Restate the entries below word for word, omitting nothing.

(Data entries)
—————

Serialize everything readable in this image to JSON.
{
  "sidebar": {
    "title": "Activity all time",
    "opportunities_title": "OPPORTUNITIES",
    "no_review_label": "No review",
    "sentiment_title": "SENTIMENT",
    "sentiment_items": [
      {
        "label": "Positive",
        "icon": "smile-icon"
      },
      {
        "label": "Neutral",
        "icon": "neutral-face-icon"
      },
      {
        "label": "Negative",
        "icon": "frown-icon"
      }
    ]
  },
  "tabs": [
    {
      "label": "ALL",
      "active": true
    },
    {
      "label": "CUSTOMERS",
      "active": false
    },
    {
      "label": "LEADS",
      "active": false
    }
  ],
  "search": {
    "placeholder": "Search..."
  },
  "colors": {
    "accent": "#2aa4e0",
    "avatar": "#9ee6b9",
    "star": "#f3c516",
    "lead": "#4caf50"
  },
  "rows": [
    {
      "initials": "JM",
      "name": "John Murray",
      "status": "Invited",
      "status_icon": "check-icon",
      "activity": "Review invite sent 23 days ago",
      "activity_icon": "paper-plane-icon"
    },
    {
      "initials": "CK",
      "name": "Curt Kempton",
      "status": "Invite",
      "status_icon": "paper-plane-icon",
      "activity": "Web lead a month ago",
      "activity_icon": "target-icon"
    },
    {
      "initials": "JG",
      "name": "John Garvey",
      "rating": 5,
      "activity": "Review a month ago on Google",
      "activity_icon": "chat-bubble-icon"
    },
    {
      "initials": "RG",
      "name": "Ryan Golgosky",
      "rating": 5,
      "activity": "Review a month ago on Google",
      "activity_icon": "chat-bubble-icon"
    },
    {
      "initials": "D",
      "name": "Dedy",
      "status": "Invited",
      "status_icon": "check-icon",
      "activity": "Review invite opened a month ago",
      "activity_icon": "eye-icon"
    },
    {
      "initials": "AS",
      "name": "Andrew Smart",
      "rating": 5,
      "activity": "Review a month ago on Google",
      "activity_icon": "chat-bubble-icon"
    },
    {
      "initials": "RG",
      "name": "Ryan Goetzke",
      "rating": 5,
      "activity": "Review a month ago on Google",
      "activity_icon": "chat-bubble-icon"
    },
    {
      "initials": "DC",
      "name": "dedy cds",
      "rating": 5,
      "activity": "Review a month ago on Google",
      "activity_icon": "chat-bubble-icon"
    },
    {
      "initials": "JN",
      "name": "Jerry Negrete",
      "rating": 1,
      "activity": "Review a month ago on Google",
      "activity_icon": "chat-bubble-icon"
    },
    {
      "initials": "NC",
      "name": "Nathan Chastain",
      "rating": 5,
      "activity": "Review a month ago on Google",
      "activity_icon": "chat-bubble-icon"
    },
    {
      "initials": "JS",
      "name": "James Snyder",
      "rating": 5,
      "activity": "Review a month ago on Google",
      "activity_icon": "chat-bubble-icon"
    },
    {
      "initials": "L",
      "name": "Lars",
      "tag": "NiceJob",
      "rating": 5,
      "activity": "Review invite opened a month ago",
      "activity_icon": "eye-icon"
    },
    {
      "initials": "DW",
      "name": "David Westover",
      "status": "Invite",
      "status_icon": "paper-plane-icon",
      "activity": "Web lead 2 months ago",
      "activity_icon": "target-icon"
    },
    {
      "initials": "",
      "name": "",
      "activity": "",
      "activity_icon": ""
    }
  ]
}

—————

#### [EXERCISE RESPONSE]
Serialize everything readable in this image to JSON.
{
  "sidebar": {
    "title": "Activity all time",
    "opportunities_title": "OPPORTUNITIES",
    "no_review_label": "No review",
    "sentiment_title": "SENTIMENT",
    "sentiment_items": [
      {
        "label": "Positive",
        "icon": "smile-icon"
      },
      {
        "label": "Neutral",
        "icon": "neutral-face-icon"
      },
      {
        "label": "Negative",
        "icon": "frown-icon"
      }
    ]
  },
  "tabs": [
    {
      "label": "ALL",
      "active": true
    },
    {
      "label": "CUSTOMERS",
      "active": false
    },
    {
      "label": "LEADS",
      "active": false
    }
  ],
  "search": {
    "placeholder": "Search..."
  },
  "colors": {
    "accent": "#2aa4e0",
    "avatar": "#9ee6b9",
    "star": "#f3c516",
    "lead": "#4caf50"
  },
  "rows": [
    {
      "initials": "JM",
      "name": "John Murray",
      "status": "Invited",
      "status_icon": "check-icon",
      "activity": "Review invite sent 23 days ago",
      "activity_icon": "paper-plane-icon"
    },
    {
      "initials": "CK",
      "name": "Curt Kempton",
      "status": "Invite",
      "status_icon": "paper-plane-icon",
      "activity": "Web lead a month ago",
      "activity_icon": "target-icon"
    },
    {
      "initials": "JG",
      "name": "John Garvey",
      "rating": 5,
      "activity": "Review a month ago on Google",
      "activity_icon": "chat-bubble-icon"
    },
    {
      "initials": "RG",
      "name": "Ryan Golgosky",
      "rating": 5,
      "activity": "Review a month ago on Google",
      "activity_icon": "chat-bubble-icon"
    },
    {
      "initials": "D",
      "name": "Dedy",
      "status": "Invited",
      "status_icon": "check-icon",
      "activity": "Review invite opened a month ago",
      "activity_icon": "eye-icon"
    },
    {
      "initials": "AS",
      "name": "Andrew Smart",
      "rating": 5,
      "activity": "Review a month ago on Google",
      "activity_icon": "chat-bubble-icon"
    },
    {
      "initials": "RG",
      "name": "Ryan Goetzke",
      "rating": 5,
      "activity": "Review a month ago on Google",
      "activity_icon": "chat-bubble-icon"
    },
    {
      "initials": "DC",
      "name": "dedy cds",
      "rating": 5,
      "activity": "Review a month ago on Google",
      "activity_icon": "chat-bubble-icon"
    },
    {
      "initials": "JN",
      "name": "Jerry Negrete",
      "rating": 1,
      "activity": "Review a month ago on Google",
      "activity_icon": "chat-bubble-icon"
    },
    {
      "initials": "NC",
      "name": "Nathan Chastain",
      "rating": 5,
      "activity": "Review a month ago on Google",
      "activity_icon": "chat-bubble-icon"
    },
    {
      "initials": "JS",
      "name": "James Snyder",
      "rating": 5,
      "activity": "Review a month ago on Google",
      "activity_icon": "chat-bubble-icon"
    },
    {
      "initials": "L",
      "name": "Lars",
      "tag": "NiceJob",
      "rating": 5,
      "activity": "Review invite opened a month ago",
      "activity_icon": "eye-icon"
    },
    {
      "initials": "DW",
      "name": "David Westover",
      "status": "Invite",
      "status_icon": "paper-plane-icon",
      "activity": "Web lead 2 months ago",
      "activity_icon": "target-icon"
    },
    {
      "initials": "",
      "name": "",
      "activity": "",
      "activity_icon": ""
    }
  ]
}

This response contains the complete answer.